To do >> Lines that hold the string "note" are to be counted; give only their number.

Extracted data entries >>

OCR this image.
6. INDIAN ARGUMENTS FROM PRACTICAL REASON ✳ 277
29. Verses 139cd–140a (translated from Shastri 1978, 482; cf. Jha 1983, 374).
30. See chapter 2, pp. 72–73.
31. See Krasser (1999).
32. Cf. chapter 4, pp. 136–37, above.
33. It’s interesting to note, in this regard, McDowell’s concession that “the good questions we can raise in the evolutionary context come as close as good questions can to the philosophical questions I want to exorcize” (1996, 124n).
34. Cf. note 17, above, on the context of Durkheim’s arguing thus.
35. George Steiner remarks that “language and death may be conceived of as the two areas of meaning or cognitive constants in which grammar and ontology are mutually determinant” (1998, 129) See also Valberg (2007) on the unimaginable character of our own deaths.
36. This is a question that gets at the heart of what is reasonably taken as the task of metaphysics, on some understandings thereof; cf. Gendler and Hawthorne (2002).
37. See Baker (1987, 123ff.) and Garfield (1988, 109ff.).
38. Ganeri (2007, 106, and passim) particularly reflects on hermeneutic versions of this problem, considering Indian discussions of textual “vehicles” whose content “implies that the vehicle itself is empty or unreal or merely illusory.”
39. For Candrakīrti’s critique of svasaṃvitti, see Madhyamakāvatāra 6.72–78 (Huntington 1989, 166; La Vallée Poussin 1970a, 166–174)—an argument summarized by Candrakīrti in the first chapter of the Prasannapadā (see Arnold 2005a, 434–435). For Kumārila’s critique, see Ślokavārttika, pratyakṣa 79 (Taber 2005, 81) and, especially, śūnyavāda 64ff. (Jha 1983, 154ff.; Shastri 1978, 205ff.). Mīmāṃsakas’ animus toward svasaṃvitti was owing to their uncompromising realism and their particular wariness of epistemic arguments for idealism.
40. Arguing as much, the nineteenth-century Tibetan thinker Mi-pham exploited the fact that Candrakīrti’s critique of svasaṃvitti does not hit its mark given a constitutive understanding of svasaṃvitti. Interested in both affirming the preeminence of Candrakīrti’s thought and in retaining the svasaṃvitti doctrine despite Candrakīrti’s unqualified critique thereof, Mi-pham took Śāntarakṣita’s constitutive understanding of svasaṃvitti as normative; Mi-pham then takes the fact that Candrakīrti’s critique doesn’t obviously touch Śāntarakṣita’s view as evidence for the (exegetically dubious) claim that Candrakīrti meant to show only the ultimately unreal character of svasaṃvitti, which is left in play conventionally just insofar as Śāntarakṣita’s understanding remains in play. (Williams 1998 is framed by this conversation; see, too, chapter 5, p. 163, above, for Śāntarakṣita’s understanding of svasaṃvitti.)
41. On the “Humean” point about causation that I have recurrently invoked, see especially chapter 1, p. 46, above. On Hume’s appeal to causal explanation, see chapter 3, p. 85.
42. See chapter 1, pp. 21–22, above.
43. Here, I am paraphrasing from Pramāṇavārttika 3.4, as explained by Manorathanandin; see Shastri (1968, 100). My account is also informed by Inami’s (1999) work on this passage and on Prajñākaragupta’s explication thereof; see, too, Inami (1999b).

Result for this exercise >> 2